# [Short exercise]
Print all the entries verbatim.

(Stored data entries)
┏━━

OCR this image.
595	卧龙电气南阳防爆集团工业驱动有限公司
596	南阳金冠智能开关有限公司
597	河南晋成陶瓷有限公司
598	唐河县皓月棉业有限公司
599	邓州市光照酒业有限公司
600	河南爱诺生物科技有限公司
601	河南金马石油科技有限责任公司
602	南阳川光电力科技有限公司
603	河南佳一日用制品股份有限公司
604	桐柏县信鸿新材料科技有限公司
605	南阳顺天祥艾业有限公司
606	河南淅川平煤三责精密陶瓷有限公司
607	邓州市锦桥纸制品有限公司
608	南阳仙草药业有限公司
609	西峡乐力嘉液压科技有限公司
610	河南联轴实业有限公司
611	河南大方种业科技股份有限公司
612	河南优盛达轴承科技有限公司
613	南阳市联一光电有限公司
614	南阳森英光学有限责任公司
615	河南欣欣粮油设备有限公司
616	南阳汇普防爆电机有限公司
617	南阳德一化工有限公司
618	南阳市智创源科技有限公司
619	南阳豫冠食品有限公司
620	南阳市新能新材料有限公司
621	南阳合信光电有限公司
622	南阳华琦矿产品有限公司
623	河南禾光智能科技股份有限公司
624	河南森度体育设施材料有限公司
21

┗━━

# [Answer]
OCR this image.
595	卧龙电气南阳防爆集团工业驱动有限公司
596	南阳金冠智能开关有限公司
597	河南晋成陶瓷有限公司
598	唐河县皓月棉业有限公司
599	邓州市光照酒业有限公司
600	河南爱诺生物科技有限公司
601	河南金马石油科技有限责任公司
602	南阳川光电力科技有限公司
603	河南佳一日用制品股份有限公司
604	桐柏县信鸿新材料科技有限公司
605	南阳顺天祥艾业有限公司
606	河南淅川平煤三责精密陶瓷有限公司
607	邓州市锦桥纸制品有限公司
608	南阳仙草药业有限公司
609	西峡乐力嘉液压科技有限公司
610	河南联轴实业有限公司
611	河南大方种业科技股份有限公司
612	河南优盛达轴承科技有限公司
613	南阳市联一光电有限公司
614	南阳森英光学有限责任公司
615	河南欣欣粮油设备有限公司
616	南阳汇普防爆电机有限公司
617	南阳德一化工有限公司
618	南阳市智创源科技有限公司
619	南阳豫冠食品有限公司
620	南阳市新能新材料有限公司
621	南阳合信光电有限公司
622	南阳华琦矿产品有限公司
623	河南禾光智能科技股份有限公司
624	河南森度体育设施材料有限公司
21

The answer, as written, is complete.